--- Begin Materials provided ---

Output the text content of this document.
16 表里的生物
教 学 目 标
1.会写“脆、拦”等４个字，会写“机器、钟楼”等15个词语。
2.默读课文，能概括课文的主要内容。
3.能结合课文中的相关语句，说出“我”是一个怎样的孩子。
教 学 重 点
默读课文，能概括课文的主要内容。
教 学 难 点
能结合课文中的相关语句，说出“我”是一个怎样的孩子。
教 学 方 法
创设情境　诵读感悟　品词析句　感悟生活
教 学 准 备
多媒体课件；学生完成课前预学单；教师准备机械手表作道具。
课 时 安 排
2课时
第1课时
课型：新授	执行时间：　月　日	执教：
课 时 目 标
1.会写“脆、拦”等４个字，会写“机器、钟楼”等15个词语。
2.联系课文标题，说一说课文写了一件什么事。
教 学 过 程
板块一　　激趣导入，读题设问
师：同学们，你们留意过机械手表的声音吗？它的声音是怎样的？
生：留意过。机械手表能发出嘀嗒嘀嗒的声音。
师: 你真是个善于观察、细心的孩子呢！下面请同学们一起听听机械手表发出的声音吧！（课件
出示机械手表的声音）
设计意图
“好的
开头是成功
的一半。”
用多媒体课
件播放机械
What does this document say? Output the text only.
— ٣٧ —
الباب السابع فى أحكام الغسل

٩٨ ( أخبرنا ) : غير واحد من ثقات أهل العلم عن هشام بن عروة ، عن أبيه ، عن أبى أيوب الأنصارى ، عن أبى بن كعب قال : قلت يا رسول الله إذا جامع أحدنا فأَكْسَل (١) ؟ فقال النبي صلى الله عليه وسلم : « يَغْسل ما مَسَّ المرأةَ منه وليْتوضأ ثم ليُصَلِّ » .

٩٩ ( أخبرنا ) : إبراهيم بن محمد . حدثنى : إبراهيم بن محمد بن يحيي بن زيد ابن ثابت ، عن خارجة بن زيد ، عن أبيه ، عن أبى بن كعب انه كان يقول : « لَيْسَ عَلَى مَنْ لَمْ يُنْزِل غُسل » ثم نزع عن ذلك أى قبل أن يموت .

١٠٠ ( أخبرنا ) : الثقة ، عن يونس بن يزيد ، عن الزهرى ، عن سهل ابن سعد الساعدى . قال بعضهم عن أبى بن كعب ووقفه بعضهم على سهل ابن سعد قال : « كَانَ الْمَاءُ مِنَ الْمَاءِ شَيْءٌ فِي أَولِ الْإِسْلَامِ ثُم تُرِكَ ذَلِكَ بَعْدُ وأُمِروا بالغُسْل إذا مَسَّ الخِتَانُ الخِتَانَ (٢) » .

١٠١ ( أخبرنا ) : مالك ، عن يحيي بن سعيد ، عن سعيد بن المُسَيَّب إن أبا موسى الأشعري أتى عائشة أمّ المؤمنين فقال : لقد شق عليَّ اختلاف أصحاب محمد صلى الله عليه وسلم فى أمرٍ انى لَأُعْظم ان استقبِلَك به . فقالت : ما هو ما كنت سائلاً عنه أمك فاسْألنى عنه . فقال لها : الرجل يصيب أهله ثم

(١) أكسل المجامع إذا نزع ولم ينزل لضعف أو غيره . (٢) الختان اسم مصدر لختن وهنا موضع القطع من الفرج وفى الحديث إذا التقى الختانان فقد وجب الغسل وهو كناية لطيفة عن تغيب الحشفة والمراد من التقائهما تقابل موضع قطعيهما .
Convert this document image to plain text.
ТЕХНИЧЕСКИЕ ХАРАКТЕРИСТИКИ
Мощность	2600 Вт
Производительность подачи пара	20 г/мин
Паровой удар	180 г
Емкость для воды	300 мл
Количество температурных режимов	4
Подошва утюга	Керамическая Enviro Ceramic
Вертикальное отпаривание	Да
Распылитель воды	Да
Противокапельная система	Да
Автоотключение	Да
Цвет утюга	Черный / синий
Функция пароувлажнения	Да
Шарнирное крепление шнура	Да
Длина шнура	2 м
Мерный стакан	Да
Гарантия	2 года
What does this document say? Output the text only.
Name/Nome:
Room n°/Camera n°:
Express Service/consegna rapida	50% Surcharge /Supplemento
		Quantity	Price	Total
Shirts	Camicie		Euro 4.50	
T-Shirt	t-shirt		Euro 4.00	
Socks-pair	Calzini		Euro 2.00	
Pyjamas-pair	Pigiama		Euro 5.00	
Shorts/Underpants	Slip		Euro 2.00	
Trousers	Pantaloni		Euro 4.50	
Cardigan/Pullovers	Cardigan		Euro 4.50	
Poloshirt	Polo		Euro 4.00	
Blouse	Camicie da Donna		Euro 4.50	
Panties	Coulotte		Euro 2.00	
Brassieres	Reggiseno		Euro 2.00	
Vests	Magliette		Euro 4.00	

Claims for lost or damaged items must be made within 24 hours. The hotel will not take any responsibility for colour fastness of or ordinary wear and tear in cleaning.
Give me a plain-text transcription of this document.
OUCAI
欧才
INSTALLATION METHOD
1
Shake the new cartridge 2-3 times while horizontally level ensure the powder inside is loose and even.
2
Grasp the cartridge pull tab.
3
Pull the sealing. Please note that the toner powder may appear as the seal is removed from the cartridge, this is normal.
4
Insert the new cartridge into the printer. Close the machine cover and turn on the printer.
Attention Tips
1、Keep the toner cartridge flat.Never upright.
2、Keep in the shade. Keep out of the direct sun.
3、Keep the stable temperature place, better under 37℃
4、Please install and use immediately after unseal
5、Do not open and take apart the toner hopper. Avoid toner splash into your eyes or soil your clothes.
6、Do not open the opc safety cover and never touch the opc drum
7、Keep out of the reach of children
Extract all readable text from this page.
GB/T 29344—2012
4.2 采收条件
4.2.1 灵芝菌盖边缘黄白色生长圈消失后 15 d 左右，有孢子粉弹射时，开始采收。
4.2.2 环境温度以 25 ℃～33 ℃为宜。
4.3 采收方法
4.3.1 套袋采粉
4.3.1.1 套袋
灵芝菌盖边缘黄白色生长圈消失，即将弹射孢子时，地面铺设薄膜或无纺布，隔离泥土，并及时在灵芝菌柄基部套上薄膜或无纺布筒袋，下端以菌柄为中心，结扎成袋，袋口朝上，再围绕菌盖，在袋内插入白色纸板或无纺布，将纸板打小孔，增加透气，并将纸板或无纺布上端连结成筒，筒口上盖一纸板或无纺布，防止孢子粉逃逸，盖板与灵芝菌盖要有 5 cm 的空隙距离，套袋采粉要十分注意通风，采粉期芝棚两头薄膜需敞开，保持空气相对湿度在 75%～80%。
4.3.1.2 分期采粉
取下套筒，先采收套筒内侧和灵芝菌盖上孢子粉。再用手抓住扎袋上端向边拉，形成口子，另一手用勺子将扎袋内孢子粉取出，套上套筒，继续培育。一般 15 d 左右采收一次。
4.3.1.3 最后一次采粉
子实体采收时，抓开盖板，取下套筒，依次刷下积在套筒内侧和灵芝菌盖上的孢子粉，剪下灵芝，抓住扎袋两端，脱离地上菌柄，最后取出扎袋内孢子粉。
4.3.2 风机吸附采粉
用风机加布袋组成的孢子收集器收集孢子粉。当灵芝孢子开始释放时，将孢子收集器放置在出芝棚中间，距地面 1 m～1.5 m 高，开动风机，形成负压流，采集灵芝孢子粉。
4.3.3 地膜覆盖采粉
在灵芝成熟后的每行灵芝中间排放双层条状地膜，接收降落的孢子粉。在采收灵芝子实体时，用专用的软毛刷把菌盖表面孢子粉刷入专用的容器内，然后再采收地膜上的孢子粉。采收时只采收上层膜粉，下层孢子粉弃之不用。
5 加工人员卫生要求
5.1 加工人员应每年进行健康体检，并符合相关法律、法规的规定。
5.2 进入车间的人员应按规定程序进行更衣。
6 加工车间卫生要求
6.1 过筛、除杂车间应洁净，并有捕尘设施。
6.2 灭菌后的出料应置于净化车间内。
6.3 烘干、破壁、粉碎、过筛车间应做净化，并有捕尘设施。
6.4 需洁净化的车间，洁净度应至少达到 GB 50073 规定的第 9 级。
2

--- End Materials provided ---

__Problem statement__
Copy, character for character, the lines from the line that holds "Extract all readable text from this page." through the final line of the records above.

__Answer in full__
Extract all readable text from this page.
GB/T 29344—2012
4.2 采收条件
4.2.1 灵芝菌盖边缘黄白色生长圈消失后 15 d 左右，有孢子粉弹射时，开始采收。
4.2.2 环境温度以 25 ℃～33 ℃为宜。
4.3 采收方法
4.3.1 套袋采粉
4.3.1.1 套袋
灵芝菌盖边缘黄白色生长圈消失，即将弹射孢子时，地面铺设薄膜或无纺布，隔离泥土，并及时在灵芝菌柄基部套上薄膜或无纺布筒袋，下端以菌柄为中心，结扎成袋，袋口朝上，再围绕菌盖，在袋内插入白色纸板或无纺布，将纸板打小孔，增加透气，并将纸板或无纺布上端连结成筒，筒口上盖一纸板或无纺布，防止孢子粉逃逸，盖板与灵芝菌盖要有 5 cm 的空隙距离，套袋采粉要十分注意通风，采粉期芝棚两头薄膜需敞开，保持空气相对湿度在 75%～80%。
4.3.1.2 分期采粉
取下套筒，先采收套筒内侧和灵芝菌盖上孢子粉。再用手抓住扎袋上端向边拉，形成口子，另一手用勺子将扎袋内孢子粉取出，套上套筒，继续培育。一般 15 d 左右采收一次。
4.3.1.3 最后一次采粉
子实体采收时，抓开盖板，取下套筒，依次刷下积在套筒内侧和灵芝菌盖上的孢子粉，剪下灵芝，抓住扎袋两端，脱离地上菌柄，最后取出扎袋内孢子粉。
4.3.2 风机吸附采粉
用风机加布袋组成的孢子收集器收集孢子粉。当灵芝孢子开始释放时，将孢子收集器放置在出芝棚中间，距地面 1 m～1.5 m 高，开动风机，形成负压流，采集灵芝孢子粉。
4.3.3 地膜覆盖采粉
在灵芝成熟后的每行灵芝中间排放双层条状地膜，接收降落的孢子粉。在采收灵芝子实体时，用专用的软毛刷把菌盖表面孢子粉刷入专用的容器内，然后再采收地膜上的孢子粉。采收时只采收上层膜粉，下层孢子粉弃之不用。
5 加工人员卫生要求
5.1 加工人员应每年进行健康体检，并符合相关法律、法规的规定。
5.2 进入车间的人员应按规定程序进行更衣。
6 加工车间卫生要求
6.1 过筛、除杂车间应洁净，并有捕尘设施。
6.2 灭菌后的出料应置于净化车间内。
6.3 烘干、破壁、粉碎、过筛车间应做净化，并有捕尘设施。
6.4 需洁净化的车间，洁净度应至少达到 GB 50073 规定的第 9 级。
2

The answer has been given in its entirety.